[Records from a collection]
==*==

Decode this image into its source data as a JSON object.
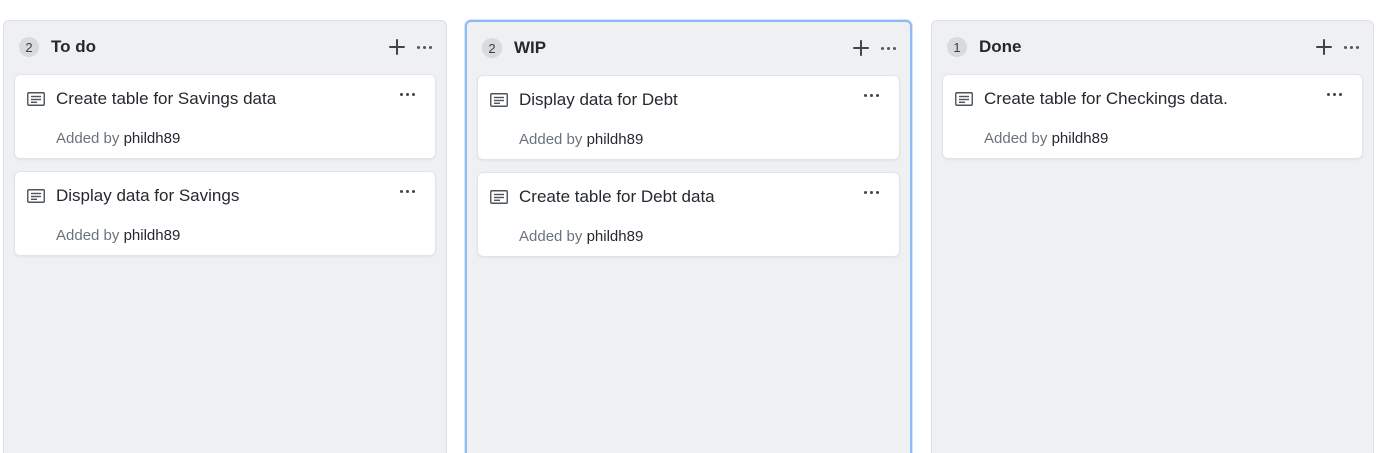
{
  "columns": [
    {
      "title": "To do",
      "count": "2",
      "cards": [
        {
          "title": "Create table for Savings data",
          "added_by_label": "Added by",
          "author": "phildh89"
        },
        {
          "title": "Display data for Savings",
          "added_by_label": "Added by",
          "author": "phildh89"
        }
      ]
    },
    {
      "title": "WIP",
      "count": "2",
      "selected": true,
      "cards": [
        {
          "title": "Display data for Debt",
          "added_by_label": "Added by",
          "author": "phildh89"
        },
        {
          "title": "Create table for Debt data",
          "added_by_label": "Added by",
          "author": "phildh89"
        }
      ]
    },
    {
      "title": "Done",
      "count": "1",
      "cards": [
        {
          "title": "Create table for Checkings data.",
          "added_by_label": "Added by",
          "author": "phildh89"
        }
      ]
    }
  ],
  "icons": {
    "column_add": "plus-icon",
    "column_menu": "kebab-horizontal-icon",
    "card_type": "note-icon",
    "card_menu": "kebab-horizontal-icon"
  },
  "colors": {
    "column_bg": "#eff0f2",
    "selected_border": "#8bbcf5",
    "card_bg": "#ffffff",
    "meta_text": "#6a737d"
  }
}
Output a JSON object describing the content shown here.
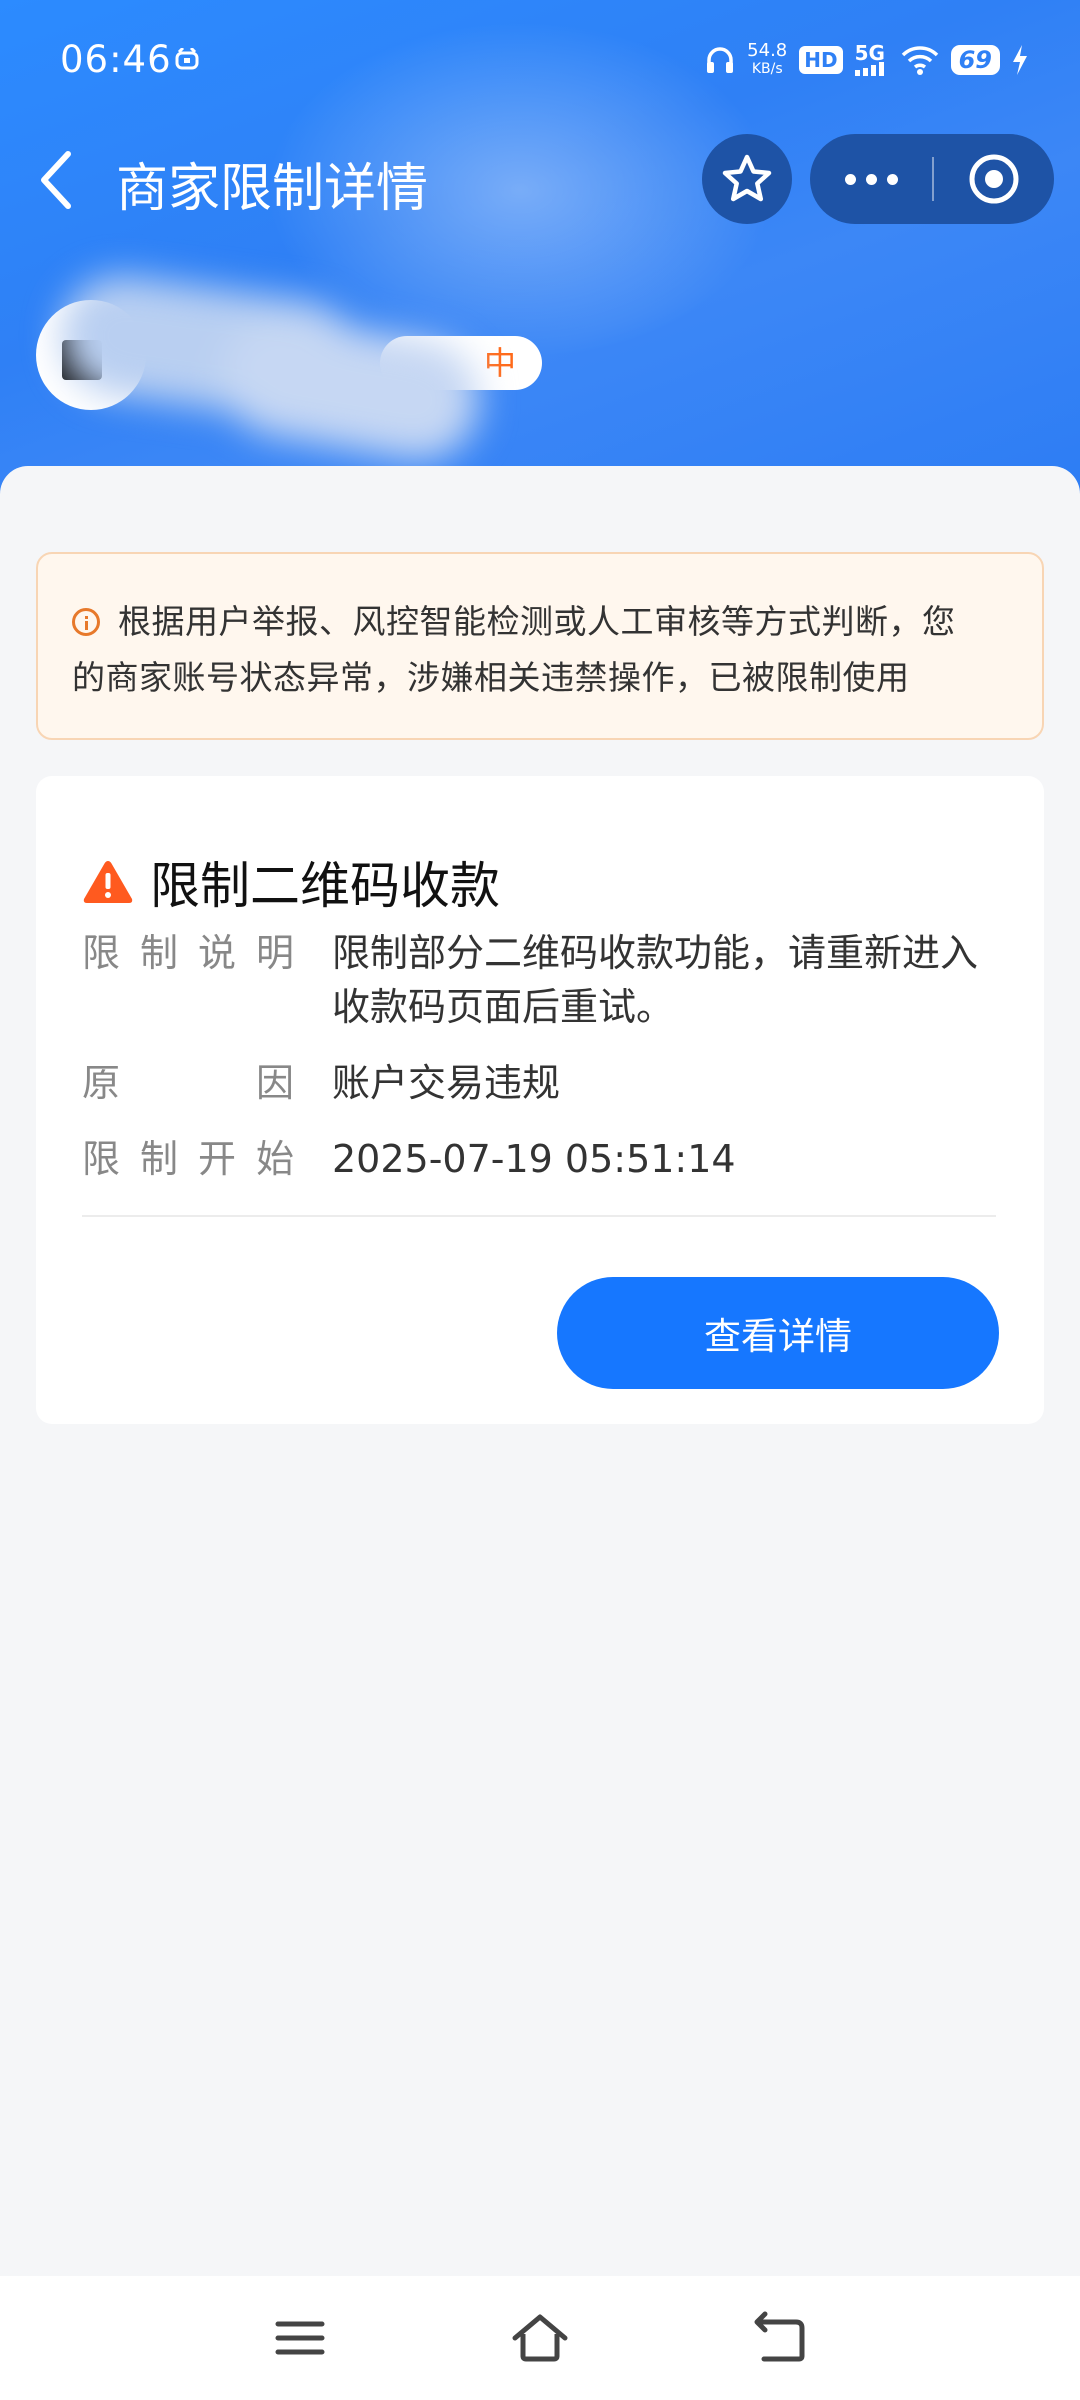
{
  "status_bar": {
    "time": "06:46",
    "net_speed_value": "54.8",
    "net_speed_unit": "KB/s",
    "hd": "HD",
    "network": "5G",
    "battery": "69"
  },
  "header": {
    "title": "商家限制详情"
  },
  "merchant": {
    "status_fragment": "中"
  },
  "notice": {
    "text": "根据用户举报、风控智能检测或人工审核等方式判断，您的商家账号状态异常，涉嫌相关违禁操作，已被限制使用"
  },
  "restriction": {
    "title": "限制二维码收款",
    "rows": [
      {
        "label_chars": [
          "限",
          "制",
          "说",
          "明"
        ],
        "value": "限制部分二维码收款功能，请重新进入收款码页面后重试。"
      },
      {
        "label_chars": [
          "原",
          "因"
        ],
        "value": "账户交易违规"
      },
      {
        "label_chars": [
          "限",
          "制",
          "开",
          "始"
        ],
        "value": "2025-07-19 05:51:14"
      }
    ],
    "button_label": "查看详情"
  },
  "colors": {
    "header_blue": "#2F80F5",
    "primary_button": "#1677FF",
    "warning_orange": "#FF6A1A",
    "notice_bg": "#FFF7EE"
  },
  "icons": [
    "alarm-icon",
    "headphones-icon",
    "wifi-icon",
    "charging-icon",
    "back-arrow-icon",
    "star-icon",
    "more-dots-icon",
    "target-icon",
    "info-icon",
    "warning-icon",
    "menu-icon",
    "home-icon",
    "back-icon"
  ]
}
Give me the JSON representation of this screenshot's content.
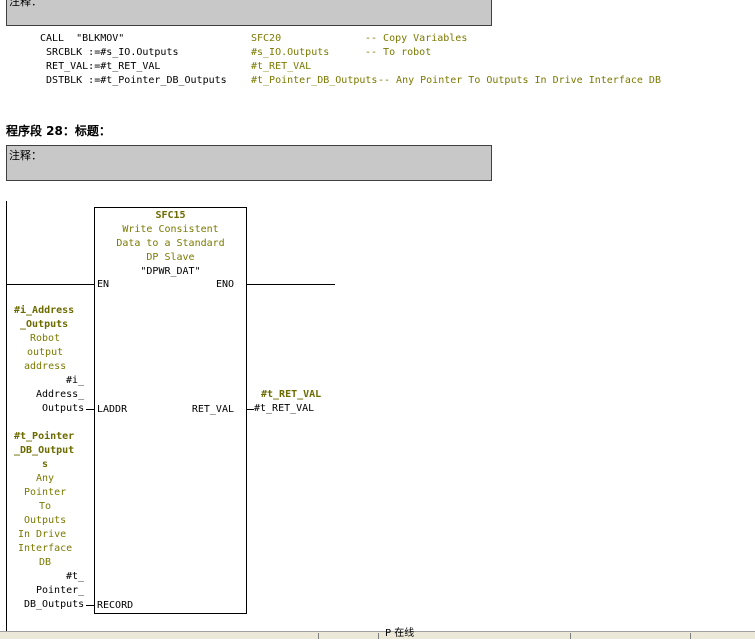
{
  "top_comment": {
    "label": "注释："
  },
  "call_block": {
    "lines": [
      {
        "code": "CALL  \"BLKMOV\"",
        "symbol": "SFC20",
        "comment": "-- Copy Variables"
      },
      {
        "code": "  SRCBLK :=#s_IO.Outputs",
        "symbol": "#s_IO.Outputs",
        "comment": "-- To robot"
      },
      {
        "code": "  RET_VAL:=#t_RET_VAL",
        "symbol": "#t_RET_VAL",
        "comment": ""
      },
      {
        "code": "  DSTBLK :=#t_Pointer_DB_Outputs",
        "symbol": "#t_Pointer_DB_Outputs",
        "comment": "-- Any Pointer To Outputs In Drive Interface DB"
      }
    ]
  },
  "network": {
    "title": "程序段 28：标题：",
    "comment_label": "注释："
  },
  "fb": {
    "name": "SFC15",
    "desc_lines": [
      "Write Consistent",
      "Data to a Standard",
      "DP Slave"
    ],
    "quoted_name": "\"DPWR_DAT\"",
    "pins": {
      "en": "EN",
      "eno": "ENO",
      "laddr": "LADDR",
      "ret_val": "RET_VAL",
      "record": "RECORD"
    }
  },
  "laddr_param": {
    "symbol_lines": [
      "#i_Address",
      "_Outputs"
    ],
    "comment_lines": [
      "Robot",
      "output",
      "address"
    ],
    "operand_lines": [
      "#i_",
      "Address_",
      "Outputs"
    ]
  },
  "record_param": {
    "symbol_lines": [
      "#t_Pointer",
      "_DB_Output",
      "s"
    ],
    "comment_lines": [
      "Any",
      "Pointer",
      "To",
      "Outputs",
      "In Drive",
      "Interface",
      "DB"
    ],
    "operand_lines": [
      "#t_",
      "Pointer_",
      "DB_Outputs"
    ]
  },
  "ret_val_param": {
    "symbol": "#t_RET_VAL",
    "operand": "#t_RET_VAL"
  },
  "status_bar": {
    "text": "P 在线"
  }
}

==*==

* WHAT THE TASK REQUIRES *
Extract each line from the entries above that contains the string "Create".

* THE RESPONSE *
          "title": "Create table for Savings data",
          "title": "Create table for Debt data",
          "title": "Create table for Checkings data.",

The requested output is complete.